[Source listing]
[Begin]

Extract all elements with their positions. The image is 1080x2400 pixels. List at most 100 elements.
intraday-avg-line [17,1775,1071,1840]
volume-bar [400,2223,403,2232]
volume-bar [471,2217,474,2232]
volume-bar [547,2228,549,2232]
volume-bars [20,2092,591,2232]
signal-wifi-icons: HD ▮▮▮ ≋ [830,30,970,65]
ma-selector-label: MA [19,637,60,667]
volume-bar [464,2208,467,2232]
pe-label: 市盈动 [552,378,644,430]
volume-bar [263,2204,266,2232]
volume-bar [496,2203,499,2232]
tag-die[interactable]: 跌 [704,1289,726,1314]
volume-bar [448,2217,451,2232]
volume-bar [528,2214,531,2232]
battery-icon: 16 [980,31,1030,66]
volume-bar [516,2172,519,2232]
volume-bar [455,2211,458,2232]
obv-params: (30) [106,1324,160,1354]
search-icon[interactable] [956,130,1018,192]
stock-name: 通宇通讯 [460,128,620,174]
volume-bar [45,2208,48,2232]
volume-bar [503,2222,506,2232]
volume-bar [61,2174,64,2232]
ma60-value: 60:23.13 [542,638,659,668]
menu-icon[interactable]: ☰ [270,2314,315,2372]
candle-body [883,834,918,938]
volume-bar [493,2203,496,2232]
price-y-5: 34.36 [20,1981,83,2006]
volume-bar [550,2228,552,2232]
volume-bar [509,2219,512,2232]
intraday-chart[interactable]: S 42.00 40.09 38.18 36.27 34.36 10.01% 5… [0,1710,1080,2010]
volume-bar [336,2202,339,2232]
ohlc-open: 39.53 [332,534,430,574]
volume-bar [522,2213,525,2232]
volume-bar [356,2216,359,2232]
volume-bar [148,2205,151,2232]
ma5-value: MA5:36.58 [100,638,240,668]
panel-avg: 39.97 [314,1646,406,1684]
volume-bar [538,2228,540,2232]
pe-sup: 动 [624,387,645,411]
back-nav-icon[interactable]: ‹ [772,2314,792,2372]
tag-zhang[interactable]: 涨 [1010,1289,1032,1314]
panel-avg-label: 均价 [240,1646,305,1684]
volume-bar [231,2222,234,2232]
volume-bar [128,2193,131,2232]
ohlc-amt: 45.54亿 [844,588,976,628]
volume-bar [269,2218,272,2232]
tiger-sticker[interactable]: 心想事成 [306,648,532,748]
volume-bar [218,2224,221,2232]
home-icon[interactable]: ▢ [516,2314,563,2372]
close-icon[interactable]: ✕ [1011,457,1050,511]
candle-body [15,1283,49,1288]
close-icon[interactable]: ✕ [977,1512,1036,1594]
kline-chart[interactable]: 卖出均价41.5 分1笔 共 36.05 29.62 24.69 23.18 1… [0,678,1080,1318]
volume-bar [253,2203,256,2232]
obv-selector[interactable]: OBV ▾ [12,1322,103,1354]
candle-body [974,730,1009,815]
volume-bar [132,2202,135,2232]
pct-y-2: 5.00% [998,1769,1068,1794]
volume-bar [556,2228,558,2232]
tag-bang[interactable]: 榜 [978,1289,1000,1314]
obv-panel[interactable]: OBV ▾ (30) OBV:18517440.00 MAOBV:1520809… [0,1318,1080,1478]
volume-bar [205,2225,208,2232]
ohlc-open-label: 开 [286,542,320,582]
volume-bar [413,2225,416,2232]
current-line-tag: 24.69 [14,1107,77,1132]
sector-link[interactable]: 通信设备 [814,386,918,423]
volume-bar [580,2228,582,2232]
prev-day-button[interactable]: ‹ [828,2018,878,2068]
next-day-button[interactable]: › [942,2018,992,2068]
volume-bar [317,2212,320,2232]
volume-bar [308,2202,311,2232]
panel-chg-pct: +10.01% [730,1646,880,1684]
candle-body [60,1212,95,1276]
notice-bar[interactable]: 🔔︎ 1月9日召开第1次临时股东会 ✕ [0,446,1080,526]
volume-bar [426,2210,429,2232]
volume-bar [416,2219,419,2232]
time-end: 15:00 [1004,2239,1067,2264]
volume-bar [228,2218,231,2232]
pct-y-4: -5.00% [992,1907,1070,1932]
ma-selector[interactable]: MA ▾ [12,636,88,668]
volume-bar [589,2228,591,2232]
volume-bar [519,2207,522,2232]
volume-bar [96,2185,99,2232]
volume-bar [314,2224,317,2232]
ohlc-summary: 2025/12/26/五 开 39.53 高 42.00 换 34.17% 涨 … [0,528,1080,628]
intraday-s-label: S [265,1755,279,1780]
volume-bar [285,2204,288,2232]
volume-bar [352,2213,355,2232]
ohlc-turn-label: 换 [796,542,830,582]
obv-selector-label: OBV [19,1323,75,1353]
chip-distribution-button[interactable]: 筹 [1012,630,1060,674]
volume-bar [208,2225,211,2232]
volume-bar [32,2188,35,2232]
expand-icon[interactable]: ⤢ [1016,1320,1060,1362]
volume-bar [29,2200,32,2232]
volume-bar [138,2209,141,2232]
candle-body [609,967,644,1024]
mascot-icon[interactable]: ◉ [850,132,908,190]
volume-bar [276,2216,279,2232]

[End]

EXERCISE —
Retype the entire listing above, line by line, without changing any character.

EXERCISE SOLUTION —
Extract all elements with their positions. The image is 1080x2400 pixels. List at most 100 elements.
intraday-avg-line [17,1775,1071,1840]
volume-bar [400,2223,403,2232]
volume-bar [471,2217,474,2232]
volume-bar [547,2228,549,2232]
volume-bars [20,2092,591,2232]
signal-wifi-icons: HD ▮▮▮ ≋ [830,30,970,65]
ma-selector-label: MA [19,637,60,667]
volume-bar [464,2208,467,2232]
pe-label: 市盈动 [552,378,644,430]
volume-bar [263,2204,266,2232]
volume-bar [496,2203,499,2232]
tag-die[interactable]: 跌 [704,1289,726,1314]
volume-bar [448,2217,451,2232]
volume-bar [528,2214,531,2232]
battery-icon: 16 [980,31,1030,66]
volume-bar [516,2172,519,2232]
volume-bar [455,2211,458,2232]
obv-params: (30) [106,1324,160,1354]
search-icon[interactable] [956,130,1018,192]
stock-name: 通宇通讯 [460,128,620,174]
volume-bar [45,2208,48,2232]
volume-bar [503,2222,506,2232]
volume-bar [61,2174,64,2232]
ma60-value: 60:23.13 [542,638,659,668]
menu-icon[interactable]: ☰ [270,2314,315,2372]
candle-body [883,834,918,938]
volume-bar [493,2203,496,2232]
price-y-5: 34.36 [20,1981,83,2006]
volume-bar [550,2228,552,2232]
volume-bar [509,2219,512,2232]
intraday-chart[interactable]: S 42.00 40.09 38.18 36.27 34.36 10.01% 5… [0,1710,1080,2010]
volume-bar [336,2202,339,2232]
ohlc-open: 39.53 [332,534,430,574]
volume-bar [522,2213,525,2232]
volume-bar [356,2216,359,2232]
volume-bar [148,2205,151,2232]
ma5-value: MA5:36.58 [100,638,240,668]
panel-avg: 39.97 [314,1646,406,1684]
volume-bar [538,2228,540,2232]
pe-sup: 动 [624,387,645,411]
back-nav-icon[interactable]: ‹ [772,2314,792,2372]
tag-zhang[interactable]: 涨 [1010,1289,1032,1314]
panel-avg-label: 均价 [240,1646,305,1684]
volume-bar [231,2222,234,2232]
volume-bar [128,2193,131,2232]
ohlc-amt: 45.54亿 [844,588,976,628]
volume-bar [269,2218,272,2232]
tiger-sticker[interactable]: 心想事成 [306,648,532,748]
volume-bar [218,2224,221,2232]
home-icon[interactable]: ▢ [516,2314,563,2372]
close-icon[interactable]: ✕ [1011,457,1050,511]
candle-body [15,1283,49,1288]
close-icon[interactable]: ✕ [977,1512,1036,1594]
kline-chart[interactable]: 卖出均价41.5 分1笔 共 36.05 29.62 24.69 23.18 1… [0,678,1080,1318]
volume-bar [253,2203,256,2232]
obv-selector[interactable]: OBV ▾ [12,1322,103,1354]
candle-body [974,730,1009,815]
volume-bar [132,2202,135,2232]
pct-y-2: 5.00% [998,1769,1068,1794]
volume-bar [556,2228,558,2232]
tag-bang[interactable]: 榜 [978,1289,1000,1314]
obv-panel[interactable]: OBV ▾ (30) OBV:18517440.00 MAOBV:1520809… [0,1318,1080,1478]
volume-bar [205,2225,208,2232]
ohlc-open-label: 开 [286,542,320,582]
volume-bar [413,2225,416,2232]
current-line-tag: 24.69 [14,1107,77,1132]
sector-link[interactable]: 通信设备 [814,386,918,423]
volume-bar [580,2228,582,2232]
prev-day-button[interactable]: ‹ [828,2018,878,2068]
next-day-button[interactable]: › [942,2018,992,2068]
volume-bar [317,2212,320,2232]
volume-bar [308,2202,311,2232]
panel-chg-pct: +10.01% [730,1646,880,1684]
candle-body [60,1212,95,1276]
notice-bar[interactable]: 🔔︎ 1月9日召开第1次临时股东会 ✕ [0,446,1080,526]
volume-bar [426,2210,429,2232]
volume-bar [416,2219,419,2232]
time-end: 15:00 [1004,2239,1067,2264]
volume-bar [228,2218,231,2232]
pct-y-4: -5.00% [992,1907,1070,1932]
ma-selector[interactable]: MA ▾ [12,636,88,668]
volume-bar [589,2228,591,2232]
volume-bar [519,2207,522,2232]
volume-bar [96,2185,99,2232]
volume-bar [314,2224,317,2232]
ohlc-summary: 2025/12/26/五 开 39.53 高 42.00 换 34.17% 涨 … [0,528,1080,628]
intraday-s-label: S [265,1755,279,1780]
volume-bar [285,2204,288,2232]
volume-bar [352,2213,355,2232]
ohlc-turn-label: 换 [796,542,830,582]
obv-selector-label: OBV [19,1323,75,1353]
chip-distribution-button[interactable]: 筹 [1012,630,1060,674]
volume-bar [208,2225,211,2232]
volume-bar [32,2188,35,2232]
expand-icon[interactable]: ⤢ [1016,1320,1060,1362]
volume-bar [29,2200,32,2232]
volume-bar [138,2209,141,2232]
candle-body [609,967,644,1024]
mascot-icon[interactable]: ◉ [850,132,908,190]
volume-bar [276,2216,279,2232]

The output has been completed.